**Brief**:
Write every line of the material out exactly as shown.

□ □ □ □

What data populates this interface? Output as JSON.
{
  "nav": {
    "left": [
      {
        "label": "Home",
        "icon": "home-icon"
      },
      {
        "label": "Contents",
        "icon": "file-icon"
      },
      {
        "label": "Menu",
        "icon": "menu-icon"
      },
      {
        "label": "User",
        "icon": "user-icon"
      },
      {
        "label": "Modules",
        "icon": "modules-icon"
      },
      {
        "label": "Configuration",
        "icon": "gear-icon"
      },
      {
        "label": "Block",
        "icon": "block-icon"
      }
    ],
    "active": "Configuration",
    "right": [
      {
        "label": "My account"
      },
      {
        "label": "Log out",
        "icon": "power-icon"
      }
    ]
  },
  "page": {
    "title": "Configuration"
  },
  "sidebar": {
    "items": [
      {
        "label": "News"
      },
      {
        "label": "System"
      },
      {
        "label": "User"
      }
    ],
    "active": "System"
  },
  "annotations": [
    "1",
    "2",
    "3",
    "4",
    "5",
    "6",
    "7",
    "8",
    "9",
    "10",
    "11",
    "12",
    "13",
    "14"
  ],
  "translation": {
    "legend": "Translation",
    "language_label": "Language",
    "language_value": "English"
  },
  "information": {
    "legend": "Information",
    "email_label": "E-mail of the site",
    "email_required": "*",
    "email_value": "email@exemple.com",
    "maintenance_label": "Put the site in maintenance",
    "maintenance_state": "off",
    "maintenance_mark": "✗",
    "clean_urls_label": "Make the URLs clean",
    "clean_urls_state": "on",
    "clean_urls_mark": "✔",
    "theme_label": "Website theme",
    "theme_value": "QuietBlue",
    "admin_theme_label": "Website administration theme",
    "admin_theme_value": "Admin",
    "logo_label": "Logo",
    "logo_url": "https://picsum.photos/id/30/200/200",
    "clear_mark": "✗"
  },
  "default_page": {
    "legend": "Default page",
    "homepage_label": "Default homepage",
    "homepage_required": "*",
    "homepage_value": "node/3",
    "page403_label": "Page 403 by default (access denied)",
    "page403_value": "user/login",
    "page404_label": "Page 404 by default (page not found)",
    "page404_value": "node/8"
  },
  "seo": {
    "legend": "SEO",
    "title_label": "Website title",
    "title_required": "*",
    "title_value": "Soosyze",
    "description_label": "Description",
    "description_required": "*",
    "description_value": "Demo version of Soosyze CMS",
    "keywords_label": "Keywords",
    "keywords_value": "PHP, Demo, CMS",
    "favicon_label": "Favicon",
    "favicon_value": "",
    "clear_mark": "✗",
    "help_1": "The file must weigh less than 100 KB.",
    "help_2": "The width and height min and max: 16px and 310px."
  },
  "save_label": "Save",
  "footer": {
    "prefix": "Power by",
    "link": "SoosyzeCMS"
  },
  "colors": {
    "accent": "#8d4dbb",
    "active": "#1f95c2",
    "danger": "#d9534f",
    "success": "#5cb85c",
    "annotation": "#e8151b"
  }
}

□ □ □ □

**Result**:
What data populates this interface? Output as JSON.
{
  "nav": {
    "left": [
      {
        "label": "Home",
        "icon": "home-icon"
      },
      {
        "label": "Contents",
        "icon": "file-icon"
      },
      {
        "label": "Menu",
        "icon": "menu-icon"
      },
      {
        "label": "User",
        "icon": "user-icon"
      },
      {
        "label": "Modules",
        "icon": "modules-icon"
      },
      {
        "label": "Configuration",
        "icon": "gear-icon"
      },
      {
        "label": "Block",
        "icon": "block-icon"
      }
    ],
    "active": "Configuration",
    "right": [
      {
        "label": "My account"
      },
      {
        "label": "Log out",
        "icon": "power-icon"
      }
    ]
  },
  "page": {
    "title": "Configuration"
  },
  "sidebar": {
    "items": [
      {
        "label": "News"
      },
      {
        "label": "System"
      },
      {
        "label": "User"
      }
    ],
    "active": "System"
  },
  "annotations": [
    "1",
    "2",
    "3",
    "4",
    "5",
    "6",
    "7",
    "8",
    "9",
    "10",
    "11",
    "12",
    "13",
    "14"
  ],
  "translation": {
    "legend": "Translation",
    "language_label": "Language",
    "language_value": "English"
  },
  "information": {
    "legend": "Information",
    "email_label": "E-mail of the site",
    "email_required": "*",
    "email_value": "email@exemple.com",
    "maintenance_label": "Put the site in maintenance",
    "maintenance_state": "off",
    "maintenance_mark": "✗",
    "clean_urls_label": "Make the URLs clean",
    "clean_urls_state": "on",
    "clean_urls_mark": "✔",
    "theme_label": "Website theme",
    "theme_value": "QuietBlue",
    "admin_theme_label": "Website administration theme",
    "admin_theme_value": "Admin",
    "logo_label": "Logo",
    "logo_url": "https://picsum.photos/id/30/200/200",
    "clear_mark": "✗"
  },
  "default_page": {
    "legend": "Default page",
    "homepage_label": "Default homepage",
    "homepage_required": "*",
    "homepage_value": "node/3",
    "page403_label": "Page 403 by default (access denied)",
    "page403_value": "user/login",
    "page404_label": "Page 404 by default (page not found)",
    "page404_value": "node/8"
  },
  "seo": {
    "legend": "SEO",
    "title_label": "Website title",
    "title_required": "*",
    "title_value": "Soosyze",
    "description_label": "Description",
    "description_required": "*",
    "description_value": "Demo version of Soosyze CMS",
    "keywords_label": "Keywords",
    "keywords_value": "PHP, Demo, CMS",
    "favicon_label": "Favicon",
    "favicon_value": "",
    "clear_mark": "✗",
    "help_1": "The file must weigh less than 100 KB.",
    "help_2": "The width and height min and max: 16px and 310px."
  },
  "save_label": "Save",
  "footer": {
    "prefix": "Power by",
    "link": "SoosyzeCMS"
  },
  "colors": {
    "accent": "#8d4dbb",
    "active": "#1f95c2",
    "danger": "#d9534f",
    "success": "#5cb85c",
    "annotation": "#e8151b"
  }
}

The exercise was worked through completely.